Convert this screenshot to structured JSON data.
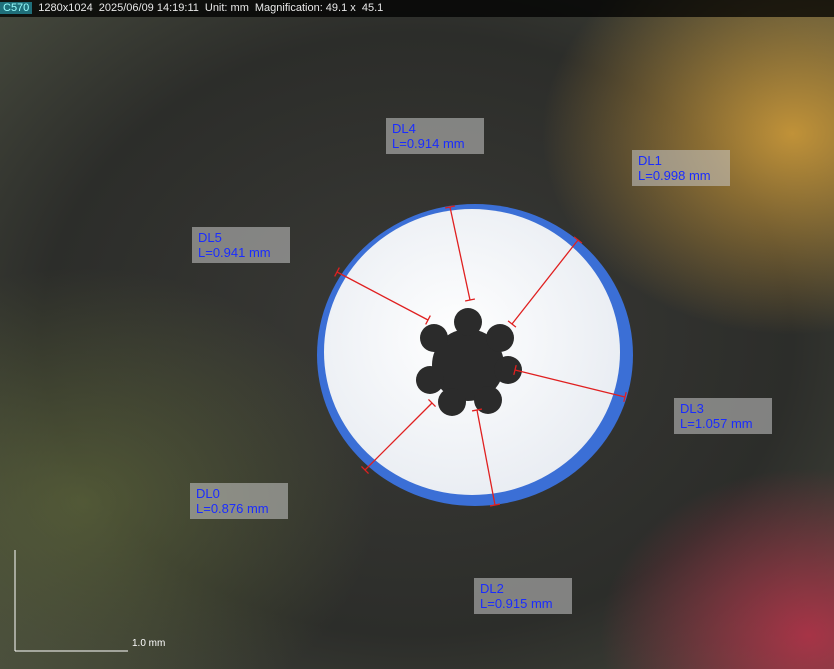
{
  "header": {
    "camera": "C570",
    "resolution": "1280x1024",
    "datetime": "2025/06/09 14:19:11",
    "unit": "Unit: mm",
    "magnification": "Magnification: 49.1 x  45.1"
  },
  "measurements": [
    {
      "name": "DL0",
      "length": "L=0.876 mm"
    },
    {
      "name": "DL1",
      "length": "L=0.998 mm"
    },
    {
      "name": "DL2",
      "length": "L=0.915 mm"
    },
    {
      "name": "DL3",
      "length": "L=1.057 mm"
    },
    {
      "name": "DL4",
      "length": "L=0.914 mm"
    },
    {
      "name": "DL5",
      "length": "L=0.941 mm"
    }
  ],
  "scale_bar": "1.0 mm"
}
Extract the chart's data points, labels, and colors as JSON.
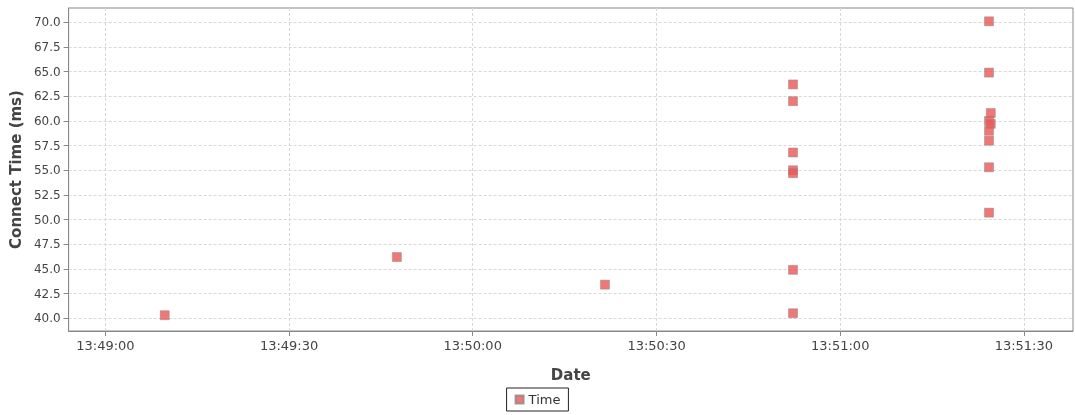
{
  "chart_data": {
    "type": "scatter",
    "xlabel": "Date",
    "ylabel": "Connect Time (ms)",
    "marker": "square",
    "grid": true,
    "legend": "bottom",
    "xlim": [
      13.815,
      13.86056
    ],
    "ylim": [
      38.7,
      71.45
    ],
    "xticks": [
      {
        "value": 13.81667,
        "label": "13:49:00"
      },
      {
        "value": 13.825,
        "label": "13:49:30"
      },
      {
        "value": 13.83333,
        "label": "13:50:00"
      },
      {
        "value": 13.84167,
        "label": "13:50:30"
      },
      {
        "value": 13.85,
        "label": "13:51:00"
      },
      {
        "value": 13.85833,
        "label": "13:51:30"
      }
    ],
    "yticks": [
      {
        "value": 40,
        "label": "40.0"
      },
      {
        "value": 42.5,
        "label": "42.5"
      },
      {
        "value": 45,
        "label": "45.0"
      },
      {
        "value": 47.5,
        "label": "47.5"
      },
      {
        "value": 50,
        "label": "50.0"
      },
      {
        "value": 52.5,
        "label": "52.5"
      },
      {
        "value": 55,
        "label": "55.0"
      },
      {
        "value": 57.5,
        "label": "57.5"
      },
      {
        "value": 60,
        "label": "60.0"
      },
      {
        "value": 62.5,
        "label": "62.5"
      },
      {
        "value": 65,
        "label": "65.0"
      },
      {
        "value": 67.5,
        "label": "67.5"
      },
      {
        "value": 70,
        "label": "70.0"
      }
    ],
    "series": [
      {
        "name": "Time",
        "color": "#ee5555",
        "x": [
          13.81936,
          13.82989,
          13.83933,
          13.84786,
          13.84786,
          13.84786,
          13.84786,
          13.84786,
          13.84786,
          13.84786,
          13.85675,
          13.85675,
          13.85683,
          13.85675,
          13.85683,
          13.85675,
          13.85675,
          13.85675,
          13.85675
        ],
        "values": [
          40.3,
          46.2,
          43.4,
          63.7,
          62.0,
          56.8,
          55.0,
          54.7,
          44.9,
          40.5,
          70.1,
          64.9,
          60.8,
          60.0,
          59.7,
          59.0,
          58.0,
          55.3,
          50.7
        ]
      }
    ]
  }
}
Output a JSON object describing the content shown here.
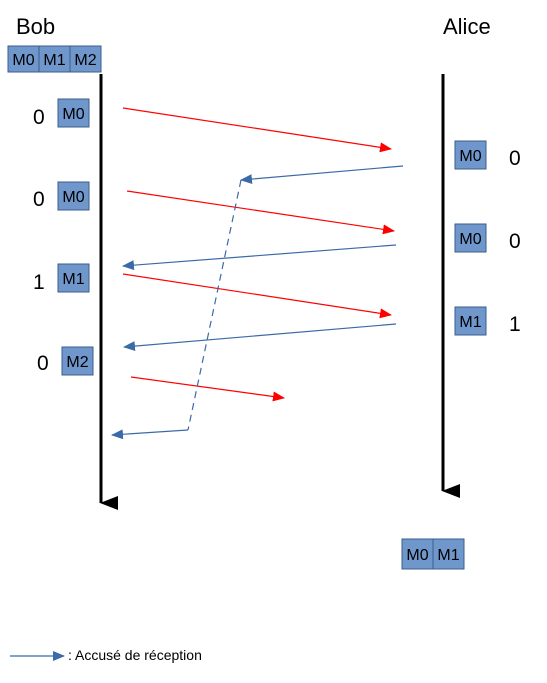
{
  "bob": {
    "name": "Bob",
    "buffer": [
      "M0",
      "M1",
      "M2"
    ],
    "sends": [
      {
        "seq": "0",
        "msg": "M0"
      },
      {
        "seq": "0",
        "msg": "M0"
      },
      {
        "seq": "1",
        "msg": "M1"
      },
      {
        "seq": "0",
        "msg": "M2"
      }
    ]
  },
  "alice": {
    "name": "Alice",
    "receives": [
      {
        "seq": "0",
        "msg": "M0"
      },
      {
        "seq": "0",
        "msg": "M0"
      },
      {
        "seq": "1",
        "msg": "M1"
      }
    ],
    "delivered": [
      "M0",
      "M1"
    ]
  },
  "legend": {
    "ack_label": ": Accusé de réception"
  },
  "colors": {
    "message_arrow": "#ff0000",
    "ack_arrow": "#3b6aa8",
    "box_fill": "#6f97cc",
    "box_stroke": "#3b5d8a",
    "timeline": "#000000"
  }
}
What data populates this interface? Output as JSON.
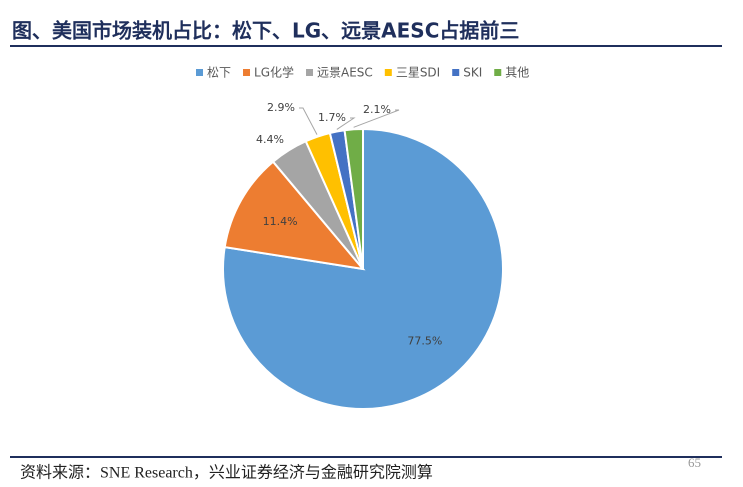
{
  "title": "图、美国市场装机占比：松下、LG、远景AESC占据前三",
  "source": "资料来源：SNE Research，兴业证券经济与金融研究院测算",
  "page_number": "65",
  "chart_data": {
    "type": "pie",
    "categories": [
      "松下",
      "LG化学",
      "远景AESC",
      "三星SDI",
      "SKI",
      "其他"
    ],
    "values": [
      77.5,
      11.4,
      4.4,
      2.9,
      1.7,
      2.1
    ],
    "value_labels": [
      "77.5%",
      "11.4%",
      "4.4%",
      "2.9%",
      "1.7%",
      "2.1%"
    ],
    "colors": [
      "#5b9bd5",
      "#ed7d31",
      "#a5a5a5",
      "#ffc000",
      "#4472c4",
      "#70ad47"
    ],
    "legend": "top"
  }
}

# To do:
Your task is to set down the records shown above exactly, minus any pictures.

# Result:
Convert this screenshot to structured JSON data.
{
  "header": {
    "camera": "C570",
    "resolution": "1280x1024",
    "datetime": "2025/06/09 14:19:11",
    "unit": "Unit: mm",
    "magnification": "Magnification: 49.1 x  45.1"
  },
  "measurements": [
    {
      "name": "DL0",
      "length": "L=0.876 mm"
    },
    {
      "name": "DL1",
      "length": "L=0.998 mm"
    },
    {
      "name": "DL2",
      "length": "L=0.915 mm"
    },
    {
      "name": "DL3",
      "length": "L=1.057 mm"
    },
    {
      "name": "DL4",
      "length": "L=0.914 mm"
    },
    {
      "name": "DL5",
      "length": "L=0.941 mm"
    }
  ],
  "scale_bar": "1.0 mm"
}
Extract the chart's data points, labels, and colors as JSON.
{
  "chart_data": {
    "type": "scatter",
    "xlabel": "Date",
    "ylabel": "Connect Time (ms)",
    "marker": "square",
    "grid": true,
    "legend": "bottom",
    "xlim": [
      13.815,
      13.86056
    ],
    "ylim": [
      38.7,
      71.45
    ],
    "xticks": [
      {
        "value": 13.81667,
        "label": "13:49:00"
      },
      {
        "value": 13.825,
        "label": "13:49:30"
      },
      {
        "value": 13.83333,
        "label": "13:50:00"
      },
      {
        "value": 13.84167,
        "label": "13:50:30"
      },
      {
        "value": 13.85,
        "label": "13:51:00"
      },
      {
        "value": 13.85833,
        "label": "13:51:30"
      }
    ],
    "yticks": [
      {
        "value": 40,
        "label": "40.0"
      },
      {
        "value": 42.5,
        "label": "42.5"
      },
      {
        "value": 45,
        "label": "45.0"
      },
      {
        "value": 47.5,
        "label": "47.5"
      },
      {
        "value": 50,
        "label": "50.0"
      },
      {
        "value": 52.5,
        "label": "52.5"
      },
      {
        "value": 55,
        "label": "55.0"
      },
      {
        "value": 57.5,
        "label": "57.5"
      },
      {
        "value": 60,
        "label": "60.0"
      },
      {
        "value": 62.5,
        "label": "62.5"
      },
      {
        "value": 65,
        "label": "65.0"
      },
      {
        "value": 67.5,
        "label": "67.5"
      },
      {
        "value": 70,
        "label": "70.0"
      }
    ],
    "series": [
      {
        "name": "Time",
        "color": "#ee5555",
        "x": [
          13.81936,
          13.82989,
          13.83933,
          13.84786,
          13.84786,
          13.84786,
          13.84786,
          13.84786,
          13.84786,
          13.84786,
          13.85675,
          13.85675,
          13.85683,
          13.85675,
          13.85683,
          13.85675,
          13.85675,
          13.85675,
          13.85675
        ],
        "values": [
          40.3,
          46.2,
          43.4,
          63.7,
          62.0,
          56.8,
          55.0,
          54.7,
          44.9,
          40.5,
          70.1,
          64.9,
          60.8,
          60.0,
          59.7,
          59.0,
          58.0,
          55.3,
          50.7
        ]
      }
    ]
  }
}
Output a JSON object describing the content shown here.
{
  "bob": {
    "name": "Bob",
    "buffer": [
      "M0",
      "M1",
      "M2"
    ],
    "sends": [
      {
        "seq": "0",
        "msg": "M0"
      },
      {
        "seq": "0",
        "msg": "M0"
      },
      {
        "seq": "1",
        "msg": "M1"
      },
      {
        "seq": "0",
        "msg": "M2"
      }
    ]
  },
  "alice": {
    "name": "Alice",
    "receives": [
      {
        "seq": "0",
        "msg": "M0"
      },
      {
        "seq": "0",
        "msg": "M0"
      },
      {
        "seq": "1",
        "msg": "M1"
      }
    ],
    "delivered": [
      "M0",
      "M1"
    ]
  },
  "legend": {
    "ack_label": ": Accusé de réception"
  },
  "colors": {
    "message_arrow": "#ff0000",
    "ack_arrow": "#3b6aa8",
    "box_fill": "#6f97cc",
    "box_stroke": "#3b5d8a",
    "timeline": "#000000"
  }
}
What data populates this interface? Output as JSON.
{
  "title": "图、美国市场装机占比：松下、LG、远景AESC占据前三",
  "source": "资料来源：SNE Research，兴业证券经济与金融研究院测算",
  "page_number": "65",
  "chart_data": {
    "type": "pie",
    "categories": [
      "松下",
      "LG化学",
      "远景AESC",
      "三星SDI",
      "SKI",
      "其他"
    ],
    "values": [
      77.5,
      11.4,
      4.4,
      2.9,
      1.7,
      2.1
    ],
    "value_labels": [
      "77.5%",
      "11.4%",
      "4.4%",
      "2.9%",
      "1.7%",
      "2.1%"
    ],
    "colors": [
      "#5b9bd5",
      "#ed7d31",
      "#a5a5a5",
      "#ffc000",
      "#4472c4",
      "#70ad47"
    ],
    "legend": "top"
  }
}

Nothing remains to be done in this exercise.